# EXERCISE DESCRIPTION
Below is the data. Give it again, complete and exact.

+ + + + +

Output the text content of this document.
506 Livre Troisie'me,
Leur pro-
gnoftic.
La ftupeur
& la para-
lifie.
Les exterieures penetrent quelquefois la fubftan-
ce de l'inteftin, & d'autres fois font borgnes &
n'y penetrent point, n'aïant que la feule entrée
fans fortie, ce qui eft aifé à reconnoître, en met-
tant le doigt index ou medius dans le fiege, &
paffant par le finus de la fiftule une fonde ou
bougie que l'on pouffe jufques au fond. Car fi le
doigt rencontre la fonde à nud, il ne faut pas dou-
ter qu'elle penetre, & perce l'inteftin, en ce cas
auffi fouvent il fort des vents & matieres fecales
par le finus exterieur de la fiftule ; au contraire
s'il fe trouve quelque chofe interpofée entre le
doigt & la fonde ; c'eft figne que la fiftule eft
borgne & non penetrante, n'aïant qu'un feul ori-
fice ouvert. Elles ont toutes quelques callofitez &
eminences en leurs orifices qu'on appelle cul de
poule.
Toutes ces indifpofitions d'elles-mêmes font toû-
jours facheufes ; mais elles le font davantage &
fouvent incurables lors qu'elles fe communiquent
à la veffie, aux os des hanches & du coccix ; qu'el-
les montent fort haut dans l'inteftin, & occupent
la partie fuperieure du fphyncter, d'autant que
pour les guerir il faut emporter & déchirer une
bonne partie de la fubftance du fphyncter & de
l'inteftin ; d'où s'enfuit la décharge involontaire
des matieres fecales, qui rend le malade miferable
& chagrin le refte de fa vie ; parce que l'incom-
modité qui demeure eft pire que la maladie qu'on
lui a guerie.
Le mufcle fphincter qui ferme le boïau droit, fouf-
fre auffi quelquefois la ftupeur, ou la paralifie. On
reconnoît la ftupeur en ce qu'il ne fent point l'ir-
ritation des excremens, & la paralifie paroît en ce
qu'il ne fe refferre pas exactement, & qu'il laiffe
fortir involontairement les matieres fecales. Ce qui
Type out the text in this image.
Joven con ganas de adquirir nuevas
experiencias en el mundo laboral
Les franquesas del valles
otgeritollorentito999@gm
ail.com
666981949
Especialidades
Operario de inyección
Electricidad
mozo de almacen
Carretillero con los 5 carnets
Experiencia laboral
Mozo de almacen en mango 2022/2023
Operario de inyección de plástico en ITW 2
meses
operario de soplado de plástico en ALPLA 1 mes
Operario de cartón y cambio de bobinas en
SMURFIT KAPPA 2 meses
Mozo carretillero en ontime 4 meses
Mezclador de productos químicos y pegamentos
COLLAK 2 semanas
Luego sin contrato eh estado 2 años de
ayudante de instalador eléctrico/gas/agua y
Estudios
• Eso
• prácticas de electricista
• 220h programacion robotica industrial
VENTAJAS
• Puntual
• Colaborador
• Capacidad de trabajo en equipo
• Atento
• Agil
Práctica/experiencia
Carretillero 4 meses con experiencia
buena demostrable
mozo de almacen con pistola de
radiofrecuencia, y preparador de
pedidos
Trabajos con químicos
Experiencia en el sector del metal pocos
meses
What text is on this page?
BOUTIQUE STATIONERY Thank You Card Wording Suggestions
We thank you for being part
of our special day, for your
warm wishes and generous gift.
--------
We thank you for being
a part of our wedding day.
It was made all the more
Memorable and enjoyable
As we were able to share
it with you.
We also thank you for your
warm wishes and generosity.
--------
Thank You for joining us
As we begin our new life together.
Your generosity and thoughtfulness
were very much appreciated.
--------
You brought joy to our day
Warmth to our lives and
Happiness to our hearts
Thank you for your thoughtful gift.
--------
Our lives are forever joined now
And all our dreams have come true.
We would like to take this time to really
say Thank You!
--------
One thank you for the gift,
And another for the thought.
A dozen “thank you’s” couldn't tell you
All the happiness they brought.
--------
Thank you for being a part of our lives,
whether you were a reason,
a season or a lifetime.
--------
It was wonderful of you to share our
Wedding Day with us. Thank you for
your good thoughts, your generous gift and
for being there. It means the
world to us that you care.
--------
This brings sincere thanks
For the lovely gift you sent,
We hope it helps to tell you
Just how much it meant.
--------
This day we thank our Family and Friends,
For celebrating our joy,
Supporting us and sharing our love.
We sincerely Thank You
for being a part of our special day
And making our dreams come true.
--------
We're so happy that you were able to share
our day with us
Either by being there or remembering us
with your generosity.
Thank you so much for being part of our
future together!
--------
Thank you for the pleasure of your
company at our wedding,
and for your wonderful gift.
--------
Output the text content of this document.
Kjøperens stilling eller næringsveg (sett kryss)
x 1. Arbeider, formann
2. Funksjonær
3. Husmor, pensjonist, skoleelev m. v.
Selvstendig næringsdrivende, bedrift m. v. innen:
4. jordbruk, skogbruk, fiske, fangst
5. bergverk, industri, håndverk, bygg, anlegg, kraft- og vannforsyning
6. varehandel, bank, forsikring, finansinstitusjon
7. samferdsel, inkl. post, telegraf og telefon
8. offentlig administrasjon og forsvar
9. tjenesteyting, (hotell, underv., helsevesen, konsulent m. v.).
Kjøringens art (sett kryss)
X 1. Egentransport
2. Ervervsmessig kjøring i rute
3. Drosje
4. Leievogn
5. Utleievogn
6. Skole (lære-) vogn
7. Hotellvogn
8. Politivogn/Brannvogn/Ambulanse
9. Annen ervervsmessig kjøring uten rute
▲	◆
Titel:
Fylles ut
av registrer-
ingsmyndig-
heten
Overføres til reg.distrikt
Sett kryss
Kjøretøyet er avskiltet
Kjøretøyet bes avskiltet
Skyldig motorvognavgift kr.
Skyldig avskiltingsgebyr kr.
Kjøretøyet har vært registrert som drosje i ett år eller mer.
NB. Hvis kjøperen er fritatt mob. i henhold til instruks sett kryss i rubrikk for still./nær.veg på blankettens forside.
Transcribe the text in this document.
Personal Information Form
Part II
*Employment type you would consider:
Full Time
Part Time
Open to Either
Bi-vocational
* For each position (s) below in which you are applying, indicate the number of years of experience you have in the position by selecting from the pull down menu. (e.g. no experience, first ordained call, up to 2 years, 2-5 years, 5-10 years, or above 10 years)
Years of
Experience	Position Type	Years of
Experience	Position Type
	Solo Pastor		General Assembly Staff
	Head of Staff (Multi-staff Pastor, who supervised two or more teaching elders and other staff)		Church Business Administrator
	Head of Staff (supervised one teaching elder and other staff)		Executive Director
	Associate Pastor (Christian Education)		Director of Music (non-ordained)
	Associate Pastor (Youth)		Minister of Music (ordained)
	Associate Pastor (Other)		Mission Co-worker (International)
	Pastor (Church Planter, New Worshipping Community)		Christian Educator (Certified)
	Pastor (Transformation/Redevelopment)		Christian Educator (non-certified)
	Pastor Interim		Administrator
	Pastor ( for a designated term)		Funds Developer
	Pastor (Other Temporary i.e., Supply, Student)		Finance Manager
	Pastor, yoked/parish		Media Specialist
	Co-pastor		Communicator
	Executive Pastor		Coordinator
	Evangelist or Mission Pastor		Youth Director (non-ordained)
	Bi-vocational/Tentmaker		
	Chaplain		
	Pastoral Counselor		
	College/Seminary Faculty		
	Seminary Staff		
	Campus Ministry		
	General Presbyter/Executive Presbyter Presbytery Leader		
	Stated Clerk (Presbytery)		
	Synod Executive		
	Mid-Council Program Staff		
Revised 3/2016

+ + + + +

# EXERCISE OUTPUT
Output the text content of this document.
506 Livre Troisie'me,
Leur pro-
gnoftic.
La ftupeur
& la para-
lifie.
Les exterieures penetrent quelquefois la fubftan-
ce de l'inteftin, & d'autres fois font borgnes &
n'y penetrent point, n'aïant que la feule entrée
fans fortie, ce qui eft aifé à reconnoître, en met-
tant le doigt index ou medius dans le fiege, &
paffant par le finus de la fiftule une fonde ou
bougie que l'on pouffe jufques au fond. Car fi le
doigt rencontre la fonde à nud, il ne faut pas dou-
ter qu'elle penetre, & perce l'inteftin, en ce cas
auffi fouvent il fort des vents & matieres fecales
par le finus exterieur de la fiftule ; au contraire
s'il fe trouve quelque chofe interpofée entre le
doigt & la fonde ; c'eft figne que la fiftule eft
borgne & non penetrante, n'aïant qu'un feul ori-
fice ouvert. Elles ont toutes quelques callofitez &
eminences en leurs orifices qu'on appelle cul de
poule.
Toutes ces indifpofitions d'elles-mêmes font toû-
jours facheufes ; mais elles le font davantage &
fouvent incurables lors qu'elles fe communiquent
à la veffie, aux os des hanches & du coccix ; qu'el-
les montent fort haut dans l'inteftin, & occupent
la partie fuperieure du fphyncter, d'autant que
pour les guerir il faut emporter & déchirer une
bonne partie de la fubftance du fphyncter & de
l'inteftin ; d'où s'enfuit la décharge involontaire
des matieres fecales, qui rend le malade miferable
& chagrin le refte de fa vie ; parce que l'incom-
modité qui demeure eft pire que la maladie qu'on
lui a guerie.
Le mufcle fphincter qui ferme le boïau droit, fouf-
fre auffi quelquefois la ftupeur, ou la paralifie. On
reconnoît la ftupeur en ce qu'il ne fent point l'ir-
ritation des excremens, & la paralifie paroît en ce
qu'il ne fe refferre pas exactement, & qu'il laiffe
fortir involontairement les matieres fecales. Ce qui
Type out the text in this image.
Joven con ganas de adquirir nuevas
experiencias en el mundo laboral
Les franquesas del valles
otgeritollorentito999@gm
ail.com
666981949
Especialidades
Operario de inyección
Electricidad
mozo de almacen
Carretillero con los 5 carnets
Experiencia laboral
Mozo de almacen en mango 2022/2023
Operario de inyección de plástico en ITW 2
meses
operario de soplado de plástico en ALPLA 1 mes
Operario de cartón y cambio de bobinas en
SMURFIT KAPPA 2 meses
Mozo carretillero en ontime 4 meses
Mezclador de productos químicos y pegamentos
COLLAK 2 semanas
Luego sin contrato eh estado 2 años de
ayudante de instalador eléctrico/gas/agua y
Estudios
• Eso
• prácticas de electricista
• 220h programacion robotica industrial
VENTAJAS
• Puntual
• Colaborador
• Capacidad de trabajo en equipo
• Atento
• Agil
Práctica/experiencia
Carretillero 4 meses con experiencia
buena demostrable
mozo de almacen con pistola de
radiofrecuencia, y preparador de
pedidos
Trabajos con químicos
Experiencia en el sector del metal pocos
meses
What text is on this page?
BOUTIQUE STATIONERY Thank You Card Wording Suggestions
We thank you for being part
of our special day, for your
warm wishes and generous gift.
--------
We thank you for being
a part of our wedding day.
It was made all the more
Memorable and enjoyable
As we were able to share
it with you.
We also thank you for your
warm wishes and generosity.
--------
Thank You for joining us
As we begin our new life together.
Your generosity and thoughtfulness
were very much appreciated.
--------
You brought joy to our day
Warmth to our lives and
Happiness to our hearts
Thank you for your thoughtful gift.
--------
Our lives are forever joined now
And all our dreams have come true.
We would like to take this time to really
say Thank You!
--------
One thank you for the gift,
And another for the thought.
A dozen “thank you’s” couldn't tell you
All the happiness they brought.
--------
Thank you for being a part of our lives,
whether you were a reason,
a season or a lifetime.
--------
It was wonderful of you to share our
Wedding Day with us. Thank you for
your good thoughts, your generous gift and
for being there. It means the
world to us that you care.
--------
This brings sincere thanks
For the lovely gift you sent,
We hope it helps to tell you
Just how much it meant.
--------
This day we thank our Family and Friends,
For celebrating our joy,
Supporting us and sharing our love.
We sincerely Thank You
for being a part of our special day
And making our dreams come true.
--------
We're so happy that you were able to share
our day with us
Either by being there or remembering us
with your generosity.
Thank you so much for being part of our
future together!
--------
Thank you for the pleasure of your
company at our wedding,
and for your wonderful gift.
--------
Output the text content of this document.
Kjøperens stilling eller næringsveg (sett kryss)
x 1. Arbeider, formann
2. Funksjonær
3. Husmor, pensjonist, skoleelev m. v.
Selvstendig næringsdrivende, bedrift m. v. innen:
4. jordbruk, skogbruk, fiske, fangst
5. bergverk, industri, håndverk, bygg, anlegg, kraft- og vannforsyning
6. varehandel, bank, forsikring, finansinstitusjon
7. samferdsel, inkl. post, telegraf og telefon
8. offentlig administrasjon og forsvar
9. tjenesteyting, (hotell, underv., helsevesen, konsulent m. v.).
Kjøringens art (sett kryss)
X 1. Egentransport
2. Ervervsmessig kjøring i rute
3. Drosje
4. Leievogn
5. Utleievogn
6. Skole (lære-) vogn
7. Hotellvogn
8. Politivogn/Brannvogn/Ambulanse
9. Annen ervervsmessig kjøring uten rute
▲	◆
Titel:
Fylles ut
av registrer-
ingsmyndig-
heten
Overføres til reg.distrikt
Sett kryss
Kjøretøyet er avskiltet
Kjøretøyet bes avskiltet
Skyldig motorvognavgift kr.
Skyldig avskiltingsgebyr kr.
Kjøretøyet har vært registrert som drosje i ett år eller mer.
NB. Hvis kjøperen er fritatt mob. i henhold til instruks sett kryss i rubrikk for still./nær.veg på blankettens forside.
Transcribe the text in this document.
Personal Information Form
Part II
*Employment type you would consider:
Full Time
Part Time
Open to Either
Bi-vocational
* For each position (s) below in which you are applying, indicate the number of years of experience you have in the position by selecting from the pull down menu. (e.g. no experience, first ordained call, up to 2 years, 2-5 years, 5-10 years, or above 10 years)
Years of
Experience	Position Type	Years of
Experience	Position Type
	Solo Pastor		General Assembly Staff
	Head of Staff (Multi-staff Pastor, who supervised two or more teaching elders and other staff)		Church Business Administrator
	Head of Staff (supervised one teaching elder and other staff)		Executive Director
	Associate Pastor (Christian Education)		Director of Music (non-ordained)
	Associate Pastor (Youth)		Minister of Music (ordained)
	Associate Pastor (Other)		Mission Co-worker (International)
	Pastor (Church Planter, New Worshipping Community)		Christian Educator (Certified)
	Pastor (Transformation/Redevelopment)		Christian Educator (non-certified)
	Pastor Interim		Administrator
	Pastor ( for a designated term)		Funds Developer
	Pastor (Other Temporary i.e., Supply, Student)		Finance Manager
	Pastor, yoked/parish		Media Specialist
	Co-pastor		Communicator
	Executive Pastor		Coordinator
	Evangelist or Mission Pastor		Youth Director (non-ordained)
	Bi-vocational/Tentmaker		
	Chaplain		
	Pastoral Counselor		
	College/Seminary Faculty		
	Seminary Staff		
	Campus Ministry		
	General Presbyter/Executive Presbyter Presbytery Leader		
	Stated Clerk (Presbytery)		
	Synod Executive		
	Mid-Council Program Staff		
Revised 3/2016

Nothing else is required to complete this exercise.